▶ [Written task]:
Retype the listing that follows, exactly as written.
- - - - - - -
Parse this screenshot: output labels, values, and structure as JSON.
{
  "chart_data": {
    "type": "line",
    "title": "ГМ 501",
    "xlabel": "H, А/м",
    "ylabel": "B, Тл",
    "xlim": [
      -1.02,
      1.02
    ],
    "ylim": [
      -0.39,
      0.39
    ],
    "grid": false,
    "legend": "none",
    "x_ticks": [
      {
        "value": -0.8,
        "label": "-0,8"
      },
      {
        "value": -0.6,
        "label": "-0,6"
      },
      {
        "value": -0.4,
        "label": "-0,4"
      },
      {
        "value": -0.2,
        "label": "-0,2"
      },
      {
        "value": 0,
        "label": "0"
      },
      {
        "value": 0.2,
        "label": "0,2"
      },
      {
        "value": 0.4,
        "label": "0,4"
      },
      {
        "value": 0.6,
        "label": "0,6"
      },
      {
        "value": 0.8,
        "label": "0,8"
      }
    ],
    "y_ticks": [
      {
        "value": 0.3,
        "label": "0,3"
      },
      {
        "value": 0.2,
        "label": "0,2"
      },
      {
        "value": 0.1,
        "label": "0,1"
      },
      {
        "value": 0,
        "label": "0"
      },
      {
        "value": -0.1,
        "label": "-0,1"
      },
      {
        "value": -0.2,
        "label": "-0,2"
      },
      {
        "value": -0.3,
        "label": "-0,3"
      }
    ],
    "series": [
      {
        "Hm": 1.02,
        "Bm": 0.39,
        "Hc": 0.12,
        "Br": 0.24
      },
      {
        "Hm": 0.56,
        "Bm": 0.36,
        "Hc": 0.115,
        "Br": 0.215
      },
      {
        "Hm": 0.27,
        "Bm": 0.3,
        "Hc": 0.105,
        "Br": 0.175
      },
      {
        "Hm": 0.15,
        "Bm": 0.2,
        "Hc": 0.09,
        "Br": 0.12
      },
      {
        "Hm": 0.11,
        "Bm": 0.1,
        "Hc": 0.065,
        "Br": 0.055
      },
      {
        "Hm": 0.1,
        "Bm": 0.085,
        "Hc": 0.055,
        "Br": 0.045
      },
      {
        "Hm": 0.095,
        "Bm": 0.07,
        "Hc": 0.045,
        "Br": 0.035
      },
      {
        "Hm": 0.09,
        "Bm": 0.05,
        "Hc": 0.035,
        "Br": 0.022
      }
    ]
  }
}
- - - - - - -
▶ [Worked answer]:
Parse this screenshot: output labels, values, and structure as JSON.
{
  "chart_data": {
    "type": "line",
    "title": "ГМ 501",
    "xlabel": "H, А/м",
    "ylabel": "B, Тл",
    "xlim": [
      -1.02,
      1.02
    ],
    "ylim": [
      -0.39,
      0.39
    ],
    "grid": false,
    "legend": "none",
    "x_ticks": [
      {
        "value": -0.8,
        "label": "-0,8"
      },
      {
        "value": -0.6,
        "label": "-0,6"
      },
      {
        "value": -0.4,
        "label": "-0,4"
      },
      {
        "value": -0.2,
        "label": "-0,2"
      },
      {
        "value": 0,
        "label": "0"
      },
      {
        "value": 0.2,
        "label": "0,2"
      },
      {
        "value": 0.4,
        "label": "0,4"
      },
      {
        "value": 0.6,
        "label": "0,6"
      },
      {
        "value": 0.8,
        "label": "0,8"
      }
    ],
    "y_ticks": [
      {
        "value": 0.3,
        "label": "0,3"
      },
      {
        "value": 0.2,
        "label": "0,2"
      },
      {
        "value": 0.1,
        "label": "0,1"
      },
      {
        "value": 0,
        "label": "0"
      },
      {
        "value": -0.1,
        "label": "-0,1"
      },
      {
        "value": -0.2,
        "label": "-0,2"
      },
      {
        "value": -0.3,
        "label": "-0,3"
      }
    ],
    "series": [
      {
        "Hm": 1.02,
        "Bm": 0.39,
        "Hc": 0.12,
        "Br": 0.24
      },
      {
        "Hm": 0.56,
        "Bm": 0.36,
        "Hc": 0.115,
        "Br": 0.215
      },
      {
        "Hm": 0.27,
        "Bm": 0.3,
        "Hc": 0.105,
        "Br": 0.175
      },
      {
        "Hm": 0.15,
        "Bm": 0.2,
        "Hc": 0.09,
        "Br": 0.12
      },
      {
        "Hm": 0.11,
        "Bm": 0.1,
        "Hc": 0.065,
        "Br": 0.055
      },
      {
        "Hm": 0.1,
        "Bm": 0.085,
        "Hc": 0.055,
        "Br": 0.045
      },
      {
        "Hm": 0.095,
        "Bm": 0.07,
        "Hc": 0.045,
        "Br": 0.035
      },
      {
        "Hm": 0.09,
        "Bm": 0.05,
        "Hc": 0.035,
        "Br": 0.022
      }
    ]
  }
}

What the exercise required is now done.